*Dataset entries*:
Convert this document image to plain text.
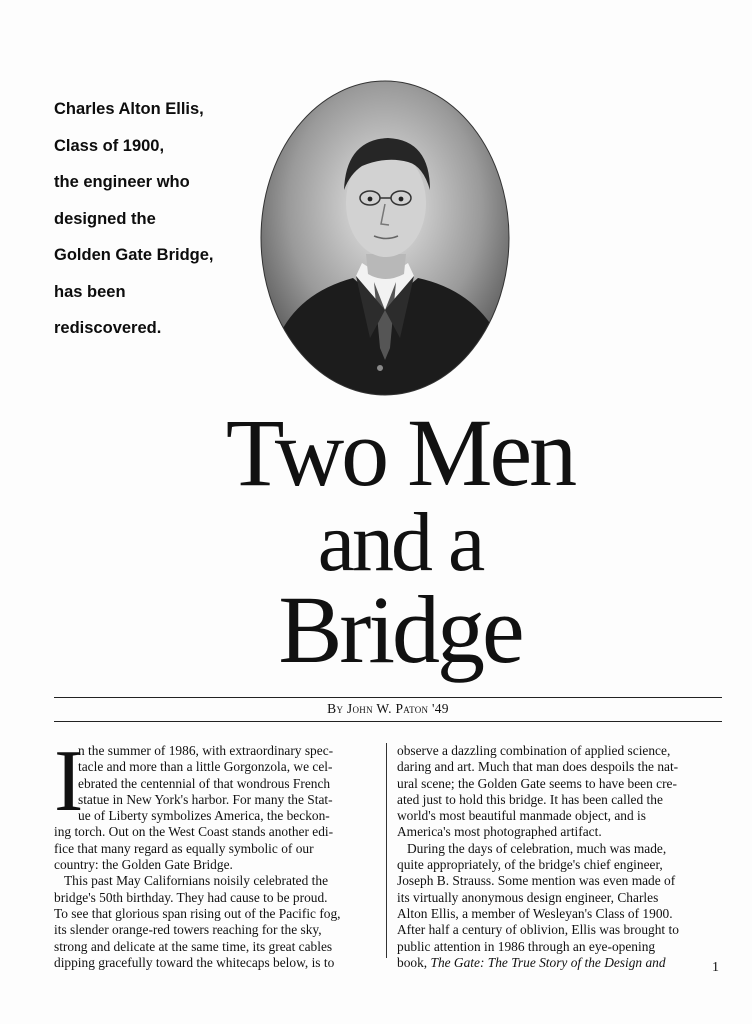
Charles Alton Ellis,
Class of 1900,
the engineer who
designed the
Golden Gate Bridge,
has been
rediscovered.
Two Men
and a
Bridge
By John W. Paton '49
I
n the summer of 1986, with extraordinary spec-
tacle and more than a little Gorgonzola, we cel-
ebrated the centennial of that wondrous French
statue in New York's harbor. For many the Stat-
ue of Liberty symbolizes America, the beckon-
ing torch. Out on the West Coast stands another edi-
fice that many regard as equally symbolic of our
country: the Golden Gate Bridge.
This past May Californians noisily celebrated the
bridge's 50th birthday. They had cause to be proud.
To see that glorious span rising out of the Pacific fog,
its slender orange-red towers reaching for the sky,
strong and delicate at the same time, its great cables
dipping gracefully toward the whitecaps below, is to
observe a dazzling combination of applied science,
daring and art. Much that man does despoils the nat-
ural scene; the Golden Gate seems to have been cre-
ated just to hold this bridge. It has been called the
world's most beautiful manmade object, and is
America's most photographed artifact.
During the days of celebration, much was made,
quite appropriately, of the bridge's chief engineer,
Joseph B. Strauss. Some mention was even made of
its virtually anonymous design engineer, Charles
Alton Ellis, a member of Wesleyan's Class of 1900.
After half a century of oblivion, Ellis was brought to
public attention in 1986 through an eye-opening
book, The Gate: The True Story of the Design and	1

*Aim of the task*: All of the records need repeating exactly, except for the pictures.

*Solution to this exercise*:
Convert this document image to plain text.
Charles Alton Ellis,
Class of 1900,
the engineer who
designed the
Golden Gate Bridge,
has been
rediscovered.
Two Men
and a
Bridge
By John W. Paton '49
I
n the summer of 1986, with extraordinary spec-
tacle and more than a little Gorgonzola, we cel-
ebrated the centennial of that wondrous French
statue in New York's harbor. For many the Stat-
ue of Liberty symbolizes America, the beckon-
ing torch. Out on the West Coast stands another edi-
fice that many regard as equally symbolic of our
country: the Golden Gate Bridge.
This past May Californians noisily celebrated the
bridge's 50th birthday. They had cause to be proud.
To see that glorious span rising out of the Pacific fog,
its slender orange-red towers reaching for the sky,
strong and delicate at the same time, its great cables
dipping gracefully toward the whitecaps below, is to
observe a dazzling combination of applied science,
daring and art. Much that man does despoils the nat-
ural scene; the Golden Gate seems to have been cre-
ated just to hold this bridge. It has been called the
world's most beautiful manmade object, and is
America's most photographed artifact.
During the days of celebration, much was made,
quite appropriately, of the bridge's chief engineer,
Joseph B. Strauss. Some mention was even made of
its virtually anonymous design engineer, Charles
Alton Ellis, a member of Wesleyan's Class of 1900.
After half a century of oblivion, Ellis was brought to
public attention in 1986 through an eye-opening
book, The Gate: The True Story of the Design and	1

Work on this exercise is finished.